» **Exercise**
In the entries below, find the line containing "Read out every word on this page.". Copy it and all lines after it, exactly, through the end.
[BEGIN]
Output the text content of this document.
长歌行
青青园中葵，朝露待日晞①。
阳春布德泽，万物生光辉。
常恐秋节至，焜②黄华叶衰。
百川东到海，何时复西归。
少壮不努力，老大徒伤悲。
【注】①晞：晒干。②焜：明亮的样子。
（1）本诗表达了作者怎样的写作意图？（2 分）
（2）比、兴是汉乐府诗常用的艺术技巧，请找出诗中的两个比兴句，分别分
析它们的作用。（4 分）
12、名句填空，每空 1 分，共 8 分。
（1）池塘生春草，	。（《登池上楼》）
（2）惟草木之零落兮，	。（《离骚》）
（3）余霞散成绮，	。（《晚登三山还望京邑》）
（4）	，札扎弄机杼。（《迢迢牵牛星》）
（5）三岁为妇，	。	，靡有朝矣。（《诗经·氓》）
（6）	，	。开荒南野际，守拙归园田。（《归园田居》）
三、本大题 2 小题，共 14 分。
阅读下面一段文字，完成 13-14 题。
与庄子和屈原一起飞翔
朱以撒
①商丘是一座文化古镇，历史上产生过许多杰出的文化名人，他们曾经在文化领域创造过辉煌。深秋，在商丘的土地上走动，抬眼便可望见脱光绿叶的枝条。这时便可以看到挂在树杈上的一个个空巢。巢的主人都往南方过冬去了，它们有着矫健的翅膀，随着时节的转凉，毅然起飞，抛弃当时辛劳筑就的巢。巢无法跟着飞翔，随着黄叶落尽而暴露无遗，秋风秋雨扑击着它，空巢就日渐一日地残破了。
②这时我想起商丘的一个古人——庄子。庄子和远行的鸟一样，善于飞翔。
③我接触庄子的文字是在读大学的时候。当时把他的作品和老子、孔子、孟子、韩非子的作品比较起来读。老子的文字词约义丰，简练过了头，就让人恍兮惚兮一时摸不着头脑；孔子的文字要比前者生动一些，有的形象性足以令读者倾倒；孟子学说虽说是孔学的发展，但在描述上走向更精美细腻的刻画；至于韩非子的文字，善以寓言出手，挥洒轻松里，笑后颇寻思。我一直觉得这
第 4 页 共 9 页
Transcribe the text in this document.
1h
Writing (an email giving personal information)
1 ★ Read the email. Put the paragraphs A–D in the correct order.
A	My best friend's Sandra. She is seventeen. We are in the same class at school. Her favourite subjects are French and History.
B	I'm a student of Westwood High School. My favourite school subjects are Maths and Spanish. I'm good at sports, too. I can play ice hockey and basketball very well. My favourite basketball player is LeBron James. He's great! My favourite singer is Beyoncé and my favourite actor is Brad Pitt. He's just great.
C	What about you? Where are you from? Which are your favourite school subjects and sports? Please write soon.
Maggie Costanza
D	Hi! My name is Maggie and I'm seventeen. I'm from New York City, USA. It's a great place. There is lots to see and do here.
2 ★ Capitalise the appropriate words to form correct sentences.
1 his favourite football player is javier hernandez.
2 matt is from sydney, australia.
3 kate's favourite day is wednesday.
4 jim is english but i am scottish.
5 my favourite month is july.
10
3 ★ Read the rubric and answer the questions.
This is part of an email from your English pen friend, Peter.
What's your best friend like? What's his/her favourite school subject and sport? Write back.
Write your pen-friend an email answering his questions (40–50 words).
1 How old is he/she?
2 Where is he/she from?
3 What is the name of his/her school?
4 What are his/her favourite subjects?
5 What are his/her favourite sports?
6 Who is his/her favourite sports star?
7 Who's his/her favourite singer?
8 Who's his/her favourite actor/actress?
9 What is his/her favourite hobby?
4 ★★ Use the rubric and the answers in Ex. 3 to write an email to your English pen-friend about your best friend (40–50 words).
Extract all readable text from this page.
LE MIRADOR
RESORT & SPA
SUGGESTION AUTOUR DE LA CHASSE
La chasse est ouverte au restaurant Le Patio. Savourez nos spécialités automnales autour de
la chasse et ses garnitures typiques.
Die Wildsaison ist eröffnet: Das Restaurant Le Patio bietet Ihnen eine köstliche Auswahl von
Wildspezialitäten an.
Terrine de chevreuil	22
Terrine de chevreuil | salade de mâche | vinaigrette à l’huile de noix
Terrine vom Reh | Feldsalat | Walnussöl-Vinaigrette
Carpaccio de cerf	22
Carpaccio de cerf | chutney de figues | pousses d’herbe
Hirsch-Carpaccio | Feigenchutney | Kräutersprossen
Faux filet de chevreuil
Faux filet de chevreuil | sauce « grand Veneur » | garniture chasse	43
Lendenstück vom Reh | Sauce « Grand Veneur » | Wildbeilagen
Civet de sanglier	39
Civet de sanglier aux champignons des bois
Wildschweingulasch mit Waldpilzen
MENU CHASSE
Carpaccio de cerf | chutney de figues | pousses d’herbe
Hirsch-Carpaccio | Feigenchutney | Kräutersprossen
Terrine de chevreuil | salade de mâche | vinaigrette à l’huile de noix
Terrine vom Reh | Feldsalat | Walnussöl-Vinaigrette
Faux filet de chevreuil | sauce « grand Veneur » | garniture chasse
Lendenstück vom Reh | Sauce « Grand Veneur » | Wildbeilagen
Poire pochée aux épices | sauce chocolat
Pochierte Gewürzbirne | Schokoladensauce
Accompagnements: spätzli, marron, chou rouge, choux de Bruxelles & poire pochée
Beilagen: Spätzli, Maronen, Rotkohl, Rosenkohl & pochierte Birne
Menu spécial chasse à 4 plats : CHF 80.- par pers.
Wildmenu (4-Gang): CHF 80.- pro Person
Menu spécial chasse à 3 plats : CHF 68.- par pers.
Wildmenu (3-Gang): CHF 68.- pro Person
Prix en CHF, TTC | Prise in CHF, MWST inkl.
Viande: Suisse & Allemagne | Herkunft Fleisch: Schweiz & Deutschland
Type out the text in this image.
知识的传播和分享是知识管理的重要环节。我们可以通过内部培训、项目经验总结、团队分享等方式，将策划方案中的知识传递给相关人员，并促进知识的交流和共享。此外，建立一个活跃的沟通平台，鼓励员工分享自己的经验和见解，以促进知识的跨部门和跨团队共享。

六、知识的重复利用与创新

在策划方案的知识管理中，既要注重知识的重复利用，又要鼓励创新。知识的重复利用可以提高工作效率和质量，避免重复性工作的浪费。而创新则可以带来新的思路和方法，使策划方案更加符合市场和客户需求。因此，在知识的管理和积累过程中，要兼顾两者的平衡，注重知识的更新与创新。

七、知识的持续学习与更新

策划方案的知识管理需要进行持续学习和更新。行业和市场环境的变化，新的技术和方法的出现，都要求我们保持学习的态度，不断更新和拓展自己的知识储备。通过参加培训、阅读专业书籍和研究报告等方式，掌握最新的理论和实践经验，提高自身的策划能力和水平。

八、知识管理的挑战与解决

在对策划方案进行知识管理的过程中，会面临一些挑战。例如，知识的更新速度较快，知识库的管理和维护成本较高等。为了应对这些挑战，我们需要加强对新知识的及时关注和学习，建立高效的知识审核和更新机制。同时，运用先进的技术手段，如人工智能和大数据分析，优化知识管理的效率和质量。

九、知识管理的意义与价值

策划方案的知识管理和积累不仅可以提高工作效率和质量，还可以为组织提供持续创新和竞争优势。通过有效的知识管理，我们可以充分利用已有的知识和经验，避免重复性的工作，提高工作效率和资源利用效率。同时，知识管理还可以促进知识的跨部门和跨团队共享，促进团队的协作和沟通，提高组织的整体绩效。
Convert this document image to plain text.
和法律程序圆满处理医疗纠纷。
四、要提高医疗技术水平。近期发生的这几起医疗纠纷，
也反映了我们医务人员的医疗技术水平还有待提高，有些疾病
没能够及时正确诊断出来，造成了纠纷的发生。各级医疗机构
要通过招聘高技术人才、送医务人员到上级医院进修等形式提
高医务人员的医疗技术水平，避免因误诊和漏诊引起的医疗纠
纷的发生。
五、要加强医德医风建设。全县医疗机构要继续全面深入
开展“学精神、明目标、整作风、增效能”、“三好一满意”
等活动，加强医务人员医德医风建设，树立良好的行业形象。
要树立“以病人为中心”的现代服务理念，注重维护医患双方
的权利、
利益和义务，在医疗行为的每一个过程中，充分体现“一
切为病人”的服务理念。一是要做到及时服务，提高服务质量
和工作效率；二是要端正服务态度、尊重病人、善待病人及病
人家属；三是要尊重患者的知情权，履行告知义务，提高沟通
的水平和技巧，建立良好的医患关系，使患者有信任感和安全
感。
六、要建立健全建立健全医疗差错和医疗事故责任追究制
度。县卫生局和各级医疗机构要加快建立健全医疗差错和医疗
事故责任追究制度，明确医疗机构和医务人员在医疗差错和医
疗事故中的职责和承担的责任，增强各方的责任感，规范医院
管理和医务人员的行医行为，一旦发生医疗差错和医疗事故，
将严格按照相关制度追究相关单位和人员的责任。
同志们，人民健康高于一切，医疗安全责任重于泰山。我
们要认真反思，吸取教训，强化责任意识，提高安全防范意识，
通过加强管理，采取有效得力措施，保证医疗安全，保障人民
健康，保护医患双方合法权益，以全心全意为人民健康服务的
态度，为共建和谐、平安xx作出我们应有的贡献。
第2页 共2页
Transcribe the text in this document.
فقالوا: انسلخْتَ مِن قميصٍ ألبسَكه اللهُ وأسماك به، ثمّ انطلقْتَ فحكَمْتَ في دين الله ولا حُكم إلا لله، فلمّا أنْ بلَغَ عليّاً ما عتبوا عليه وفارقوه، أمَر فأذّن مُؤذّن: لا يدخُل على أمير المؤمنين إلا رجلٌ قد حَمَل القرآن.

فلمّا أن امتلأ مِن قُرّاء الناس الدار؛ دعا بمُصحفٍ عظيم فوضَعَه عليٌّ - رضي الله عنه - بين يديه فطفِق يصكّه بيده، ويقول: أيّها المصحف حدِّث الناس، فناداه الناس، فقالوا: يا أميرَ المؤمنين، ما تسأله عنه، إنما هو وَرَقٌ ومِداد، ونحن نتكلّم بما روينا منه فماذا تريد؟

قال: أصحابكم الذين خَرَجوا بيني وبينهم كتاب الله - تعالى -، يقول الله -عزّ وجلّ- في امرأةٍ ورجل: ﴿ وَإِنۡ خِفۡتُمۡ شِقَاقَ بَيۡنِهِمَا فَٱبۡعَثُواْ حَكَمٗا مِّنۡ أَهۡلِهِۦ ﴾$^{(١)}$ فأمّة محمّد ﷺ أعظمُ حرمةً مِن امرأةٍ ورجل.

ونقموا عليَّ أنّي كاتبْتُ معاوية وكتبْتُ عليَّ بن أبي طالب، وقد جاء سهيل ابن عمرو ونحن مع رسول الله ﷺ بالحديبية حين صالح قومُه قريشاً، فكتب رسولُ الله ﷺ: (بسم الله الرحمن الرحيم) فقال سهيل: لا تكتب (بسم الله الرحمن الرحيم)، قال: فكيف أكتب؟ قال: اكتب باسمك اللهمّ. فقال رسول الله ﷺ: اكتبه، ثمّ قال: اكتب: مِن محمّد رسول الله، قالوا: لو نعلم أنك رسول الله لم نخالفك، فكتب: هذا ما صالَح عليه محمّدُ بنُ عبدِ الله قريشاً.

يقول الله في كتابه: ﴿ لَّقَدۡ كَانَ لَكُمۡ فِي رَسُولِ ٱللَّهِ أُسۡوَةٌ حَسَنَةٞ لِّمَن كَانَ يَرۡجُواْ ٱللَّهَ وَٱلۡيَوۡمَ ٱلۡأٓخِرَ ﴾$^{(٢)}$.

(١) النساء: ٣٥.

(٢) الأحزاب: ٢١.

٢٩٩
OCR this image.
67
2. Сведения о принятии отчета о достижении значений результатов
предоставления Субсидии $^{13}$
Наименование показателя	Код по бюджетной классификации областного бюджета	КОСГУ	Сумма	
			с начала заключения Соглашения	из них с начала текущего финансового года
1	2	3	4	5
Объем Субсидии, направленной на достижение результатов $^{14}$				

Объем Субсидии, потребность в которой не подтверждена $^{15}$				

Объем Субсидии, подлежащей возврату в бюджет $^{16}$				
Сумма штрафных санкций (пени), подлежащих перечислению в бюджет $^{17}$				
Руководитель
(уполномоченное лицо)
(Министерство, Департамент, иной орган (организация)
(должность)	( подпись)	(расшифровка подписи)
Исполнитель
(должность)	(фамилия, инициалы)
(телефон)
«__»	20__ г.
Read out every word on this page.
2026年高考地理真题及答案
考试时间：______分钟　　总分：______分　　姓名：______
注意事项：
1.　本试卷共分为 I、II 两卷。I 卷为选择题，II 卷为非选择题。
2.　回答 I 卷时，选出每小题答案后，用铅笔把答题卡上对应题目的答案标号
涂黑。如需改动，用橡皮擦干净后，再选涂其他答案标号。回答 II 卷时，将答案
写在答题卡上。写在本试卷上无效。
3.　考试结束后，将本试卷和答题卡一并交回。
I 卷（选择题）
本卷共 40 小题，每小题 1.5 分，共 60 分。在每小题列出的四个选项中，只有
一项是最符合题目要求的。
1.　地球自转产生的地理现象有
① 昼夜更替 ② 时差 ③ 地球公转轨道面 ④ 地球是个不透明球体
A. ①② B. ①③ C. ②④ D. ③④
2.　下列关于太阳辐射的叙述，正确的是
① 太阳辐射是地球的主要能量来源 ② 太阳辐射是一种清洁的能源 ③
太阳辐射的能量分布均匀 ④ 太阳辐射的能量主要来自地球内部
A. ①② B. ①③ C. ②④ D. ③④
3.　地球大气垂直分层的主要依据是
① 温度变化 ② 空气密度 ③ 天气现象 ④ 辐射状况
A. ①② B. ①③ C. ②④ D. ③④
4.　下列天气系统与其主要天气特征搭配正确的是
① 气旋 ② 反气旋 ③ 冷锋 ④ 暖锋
[END]
» **Expected answer**
Read out every word on this page.
2026年高考地理真题及答案
考试时间：______分钟　　总分：______分　　姓名：______
注意事项：
1.　本试卷共分为 I、II 两卷。I 卷为选择题，II 卷为非选择题。
2.　回答 I 卷时，选出每小题答案后，用铅笔把答题卡上对应题目的答案标号
涂黑。如需改动，用橡皮擦干净后，再选涂其他答案标号。回答 II 卷时，将答案
写在答题卡上。写在本试卷上无效。
3.　考试结束后，将本试卷和答题卡一并交回。
I 卷（选择题）
本卷共 40 小题，每小题 1.5 分，共 60 分。在每小题列出的四个选项中，只有
一项是最符合题目要求的。
1.　地球自转产生的地理现象有
① 昼夜更替 ② 时差 ③ 地球公转轨道面 ④ 地球是个不透明球体
A. ①② B. ①③ C. ②④ D. ③④
2.　下列关于太阳辐射的叙述，正确的是
① 太阳辐射是地球的主要能量来源 ② 太阳辐射是一种清洁的能源 ③
太阳辐射的能量分布均匀 ④ 太阳辐射的能量主要来自地球内部
A. ①② B. ①③ C. ②④ D. ③④
3.　地球大气垂直分层的主要依据是
① 温度变化 ② 空气密度 ③ 天气现象 ④ 辐射状况
A. ①② B. ①③ C. ②④ D. ③④
4.　下列天气系统与其主要天气特征搭配正确的是
① 气旋 ② 反气旋 ③ 冷锋 ④ 暖锋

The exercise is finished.